__WHAT IS NEEDED__. Go through the listing beneath this task and return every line that carries the string "Time".

+ + + + +

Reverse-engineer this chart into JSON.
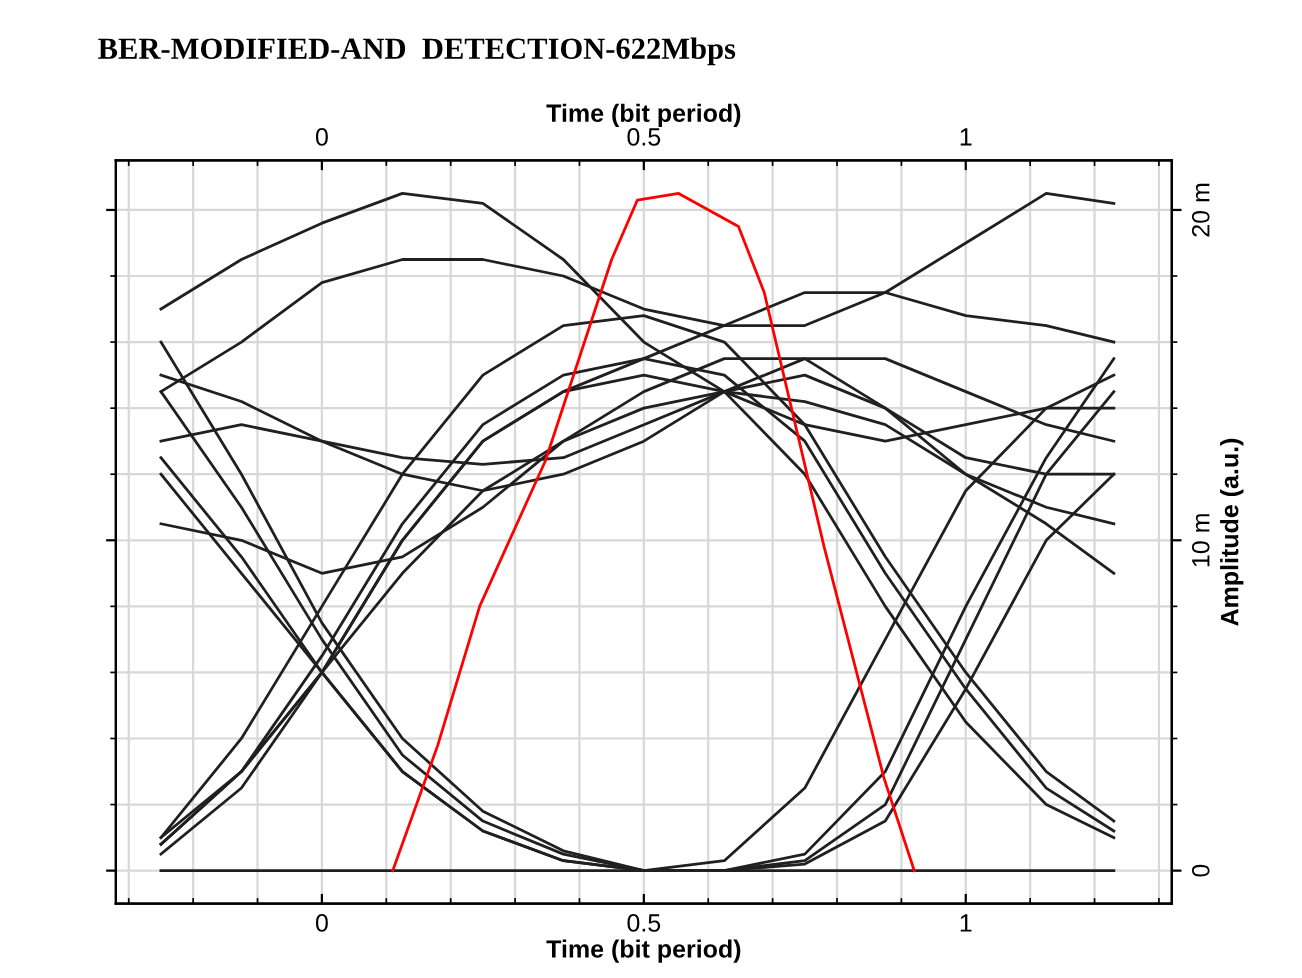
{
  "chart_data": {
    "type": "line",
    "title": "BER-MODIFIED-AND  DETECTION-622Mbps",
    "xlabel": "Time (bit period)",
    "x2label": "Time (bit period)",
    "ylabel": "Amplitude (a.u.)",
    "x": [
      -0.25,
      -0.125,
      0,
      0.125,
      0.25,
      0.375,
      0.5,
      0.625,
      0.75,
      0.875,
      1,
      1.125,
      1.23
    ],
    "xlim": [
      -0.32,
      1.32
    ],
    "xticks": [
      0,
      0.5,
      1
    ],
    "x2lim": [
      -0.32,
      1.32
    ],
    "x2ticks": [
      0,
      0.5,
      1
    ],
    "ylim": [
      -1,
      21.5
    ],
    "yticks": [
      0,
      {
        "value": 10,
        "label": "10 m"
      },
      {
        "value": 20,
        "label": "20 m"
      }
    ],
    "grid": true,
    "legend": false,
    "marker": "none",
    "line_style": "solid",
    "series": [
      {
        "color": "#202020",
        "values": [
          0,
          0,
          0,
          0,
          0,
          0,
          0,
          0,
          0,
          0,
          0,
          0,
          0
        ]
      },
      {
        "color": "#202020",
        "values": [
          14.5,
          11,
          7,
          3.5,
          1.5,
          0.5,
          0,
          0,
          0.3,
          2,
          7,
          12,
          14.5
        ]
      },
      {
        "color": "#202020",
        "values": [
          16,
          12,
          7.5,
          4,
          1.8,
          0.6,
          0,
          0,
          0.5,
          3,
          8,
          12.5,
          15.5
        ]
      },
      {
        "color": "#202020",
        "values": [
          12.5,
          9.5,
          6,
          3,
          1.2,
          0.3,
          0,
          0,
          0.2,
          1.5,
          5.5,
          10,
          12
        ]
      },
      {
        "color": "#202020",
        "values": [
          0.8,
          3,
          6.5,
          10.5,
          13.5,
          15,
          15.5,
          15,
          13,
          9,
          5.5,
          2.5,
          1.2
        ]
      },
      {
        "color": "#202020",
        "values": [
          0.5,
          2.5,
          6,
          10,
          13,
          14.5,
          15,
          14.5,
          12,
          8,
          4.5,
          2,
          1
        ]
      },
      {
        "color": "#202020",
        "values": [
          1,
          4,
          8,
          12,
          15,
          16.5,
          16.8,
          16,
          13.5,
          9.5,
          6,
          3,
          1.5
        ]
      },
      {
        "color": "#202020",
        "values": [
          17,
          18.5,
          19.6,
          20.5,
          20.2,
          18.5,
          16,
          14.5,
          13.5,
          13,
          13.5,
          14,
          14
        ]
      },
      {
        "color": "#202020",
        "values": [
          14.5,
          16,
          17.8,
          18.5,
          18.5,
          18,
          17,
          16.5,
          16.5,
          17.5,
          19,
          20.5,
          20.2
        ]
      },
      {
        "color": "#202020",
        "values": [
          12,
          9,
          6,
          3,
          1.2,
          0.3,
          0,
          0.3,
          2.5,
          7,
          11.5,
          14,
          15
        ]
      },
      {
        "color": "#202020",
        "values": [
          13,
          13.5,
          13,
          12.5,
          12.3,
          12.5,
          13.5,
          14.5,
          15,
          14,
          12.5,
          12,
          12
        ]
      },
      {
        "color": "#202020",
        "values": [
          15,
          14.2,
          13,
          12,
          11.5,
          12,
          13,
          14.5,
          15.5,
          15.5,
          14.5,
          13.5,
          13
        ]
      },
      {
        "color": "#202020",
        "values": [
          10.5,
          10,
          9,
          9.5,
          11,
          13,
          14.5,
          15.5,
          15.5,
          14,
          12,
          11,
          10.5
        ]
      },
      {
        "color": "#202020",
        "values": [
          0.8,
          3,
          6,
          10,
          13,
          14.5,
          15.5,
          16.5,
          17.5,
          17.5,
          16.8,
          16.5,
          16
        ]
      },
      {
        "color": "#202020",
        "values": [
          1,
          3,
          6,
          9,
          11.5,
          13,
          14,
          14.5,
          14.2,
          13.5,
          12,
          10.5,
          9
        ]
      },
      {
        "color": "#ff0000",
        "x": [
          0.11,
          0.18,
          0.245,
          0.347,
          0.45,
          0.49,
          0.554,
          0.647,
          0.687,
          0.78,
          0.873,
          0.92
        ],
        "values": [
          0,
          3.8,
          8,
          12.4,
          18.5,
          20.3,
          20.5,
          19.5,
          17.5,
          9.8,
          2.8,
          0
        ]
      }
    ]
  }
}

+ + + + +

__WRITTEN SOLUTION__.
    "xlabel": "Time (bit period)",
    "x2label": "Time (bit period)",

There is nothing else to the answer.